===== Listed entries

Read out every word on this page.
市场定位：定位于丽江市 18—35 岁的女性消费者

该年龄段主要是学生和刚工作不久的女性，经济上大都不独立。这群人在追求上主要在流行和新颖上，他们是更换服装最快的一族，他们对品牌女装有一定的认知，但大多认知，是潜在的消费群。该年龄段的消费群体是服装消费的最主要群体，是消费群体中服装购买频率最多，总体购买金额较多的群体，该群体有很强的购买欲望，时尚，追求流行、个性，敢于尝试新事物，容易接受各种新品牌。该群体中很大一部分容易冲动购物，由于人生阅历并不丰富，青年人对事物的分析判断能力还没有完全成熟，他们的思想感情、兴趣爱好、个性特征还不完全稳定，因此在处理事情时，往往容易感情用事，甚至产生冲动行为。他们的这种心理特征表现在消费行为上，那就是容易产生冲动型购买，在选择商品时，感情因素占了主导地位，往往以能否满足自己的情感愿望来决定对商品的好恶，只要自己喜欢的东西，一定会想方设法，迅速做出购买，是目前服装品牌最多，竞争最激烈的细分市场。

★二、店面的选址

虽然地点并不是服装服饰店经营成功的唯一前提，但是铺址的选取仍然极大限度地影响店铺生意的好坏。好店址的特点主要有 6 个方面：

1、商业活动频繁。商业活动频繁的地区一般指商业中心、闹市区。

==========
===== Listed entries

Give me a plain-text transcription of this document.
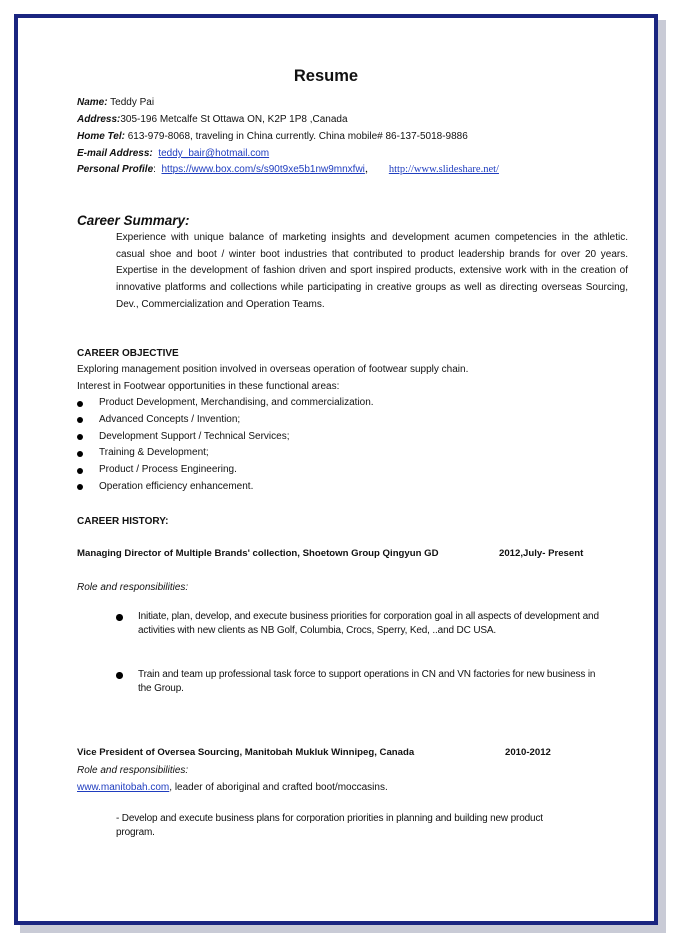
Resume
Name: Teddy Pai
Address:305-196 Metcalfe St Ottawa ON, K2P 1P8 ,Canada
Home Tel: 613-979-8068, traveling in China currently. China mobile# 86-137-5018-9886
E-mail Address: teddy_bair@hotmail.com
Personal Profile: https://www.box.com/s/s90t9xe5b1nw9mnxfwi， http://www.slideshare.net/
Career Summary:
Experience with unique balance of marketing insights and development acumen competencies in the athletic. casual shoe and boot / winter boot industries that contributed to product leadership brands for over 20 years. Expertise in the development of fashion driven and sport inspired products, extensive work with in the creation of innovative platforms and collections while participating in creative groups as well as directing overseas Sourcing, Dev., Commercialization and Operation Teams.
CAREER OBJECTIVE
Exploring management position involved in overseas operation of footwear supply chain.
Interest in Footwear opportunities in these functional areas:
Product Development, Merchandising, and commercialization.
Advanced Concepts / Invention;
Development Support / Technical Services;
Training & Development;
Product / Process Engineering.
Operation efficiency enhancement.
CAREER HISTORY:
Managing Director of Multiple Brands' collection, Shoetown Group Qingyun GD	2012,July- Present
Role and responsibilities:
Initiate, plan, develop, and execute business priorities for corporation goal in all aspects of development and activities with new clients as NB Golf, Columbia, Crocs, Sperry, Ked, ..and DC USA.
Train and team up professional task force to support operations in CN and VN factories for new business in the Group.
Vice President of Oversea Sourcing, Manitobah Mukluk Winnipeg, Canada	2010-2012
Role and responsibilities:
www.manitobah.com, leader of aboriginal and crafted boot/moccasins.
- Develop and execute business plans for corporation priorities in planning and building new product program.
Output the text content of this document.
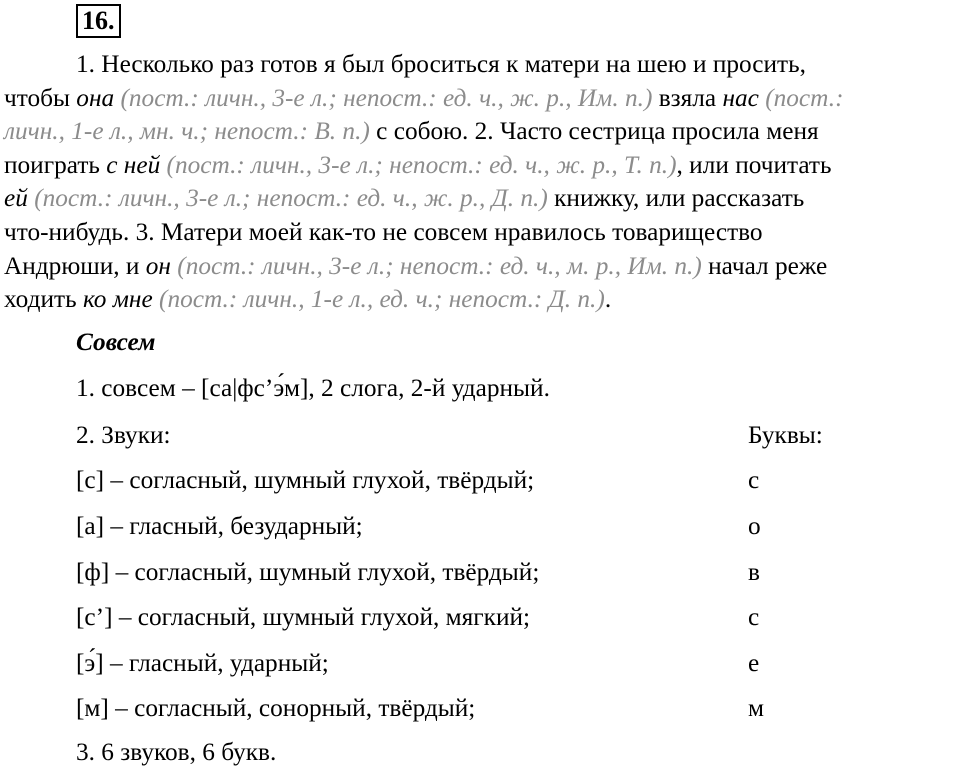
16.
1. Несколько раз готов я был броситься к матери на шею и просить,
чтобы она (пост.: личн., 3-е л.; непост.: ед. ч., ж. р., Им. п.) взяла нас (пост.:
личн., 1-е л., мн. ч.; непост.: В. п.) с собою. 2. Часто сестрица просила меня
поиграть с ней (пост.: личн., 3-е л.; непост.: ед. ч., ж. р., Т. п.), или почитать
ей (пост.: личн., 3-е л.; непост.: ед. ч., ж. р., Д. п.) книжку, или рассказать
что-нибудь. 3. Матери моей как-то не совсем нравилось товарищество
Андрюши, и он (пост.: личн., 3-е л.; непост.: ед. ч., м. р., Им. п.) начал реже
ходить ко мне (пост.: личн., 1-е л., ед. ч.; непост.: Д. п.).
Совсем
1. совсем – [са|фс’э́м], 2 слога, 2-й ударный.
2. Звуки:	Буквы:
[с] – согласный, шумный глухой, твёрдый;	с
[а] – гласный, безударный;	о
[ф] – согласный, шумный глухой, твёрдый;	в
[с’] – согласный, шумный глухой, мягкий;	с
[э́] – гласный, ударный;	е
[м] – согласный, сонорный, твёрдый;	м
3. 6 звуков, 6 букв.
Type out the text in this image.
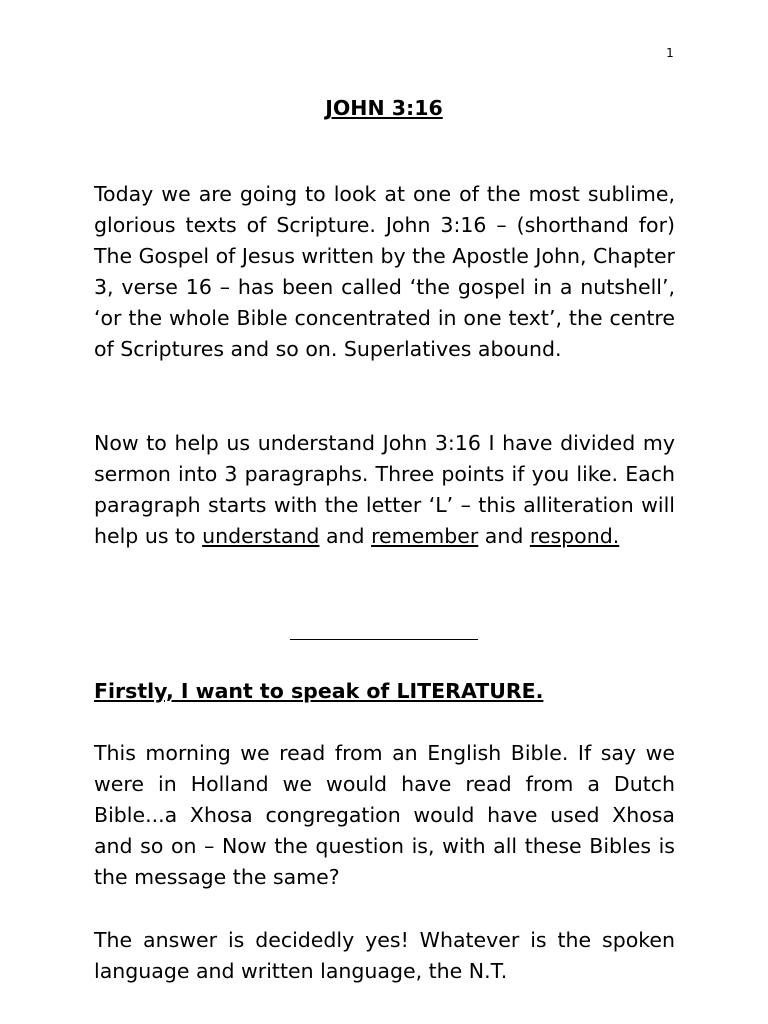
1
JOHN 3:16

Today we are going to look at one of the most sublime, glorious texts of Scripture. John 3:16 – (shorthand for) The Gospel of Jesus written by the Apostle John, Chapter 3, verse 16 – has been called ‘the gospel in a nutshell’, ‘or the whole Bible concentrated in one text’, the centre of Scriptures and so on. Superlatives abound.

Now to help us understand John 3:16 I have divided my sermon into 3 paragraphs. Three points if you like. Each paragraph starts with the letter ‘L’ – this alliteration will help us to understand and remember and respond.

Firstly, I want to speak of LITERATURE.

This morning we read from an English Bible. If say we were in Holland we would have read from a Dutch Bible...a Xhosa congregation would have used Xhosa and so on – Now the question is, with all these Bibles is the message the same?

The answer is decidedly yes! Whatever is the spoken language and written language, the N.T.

==========

» **Problem**:
Pull every line containing "text" from the data.

» **Problem solution**:
Give me a plain-text transcription of this document.
Output the text content of this document.
Type out the text in this image.
Today we are going to look at one of the most sublime, glorious texts of Scripture. John 3:16 – (shorthand for) The Gospel of Jesus written by the Apostle John, Chapter 3, verse 16 – has been called ‘the gospel in a nutshell’, ‘or the whole Bible concentrated in one text’, the centre of Scriptures and so on. Superlatives abound.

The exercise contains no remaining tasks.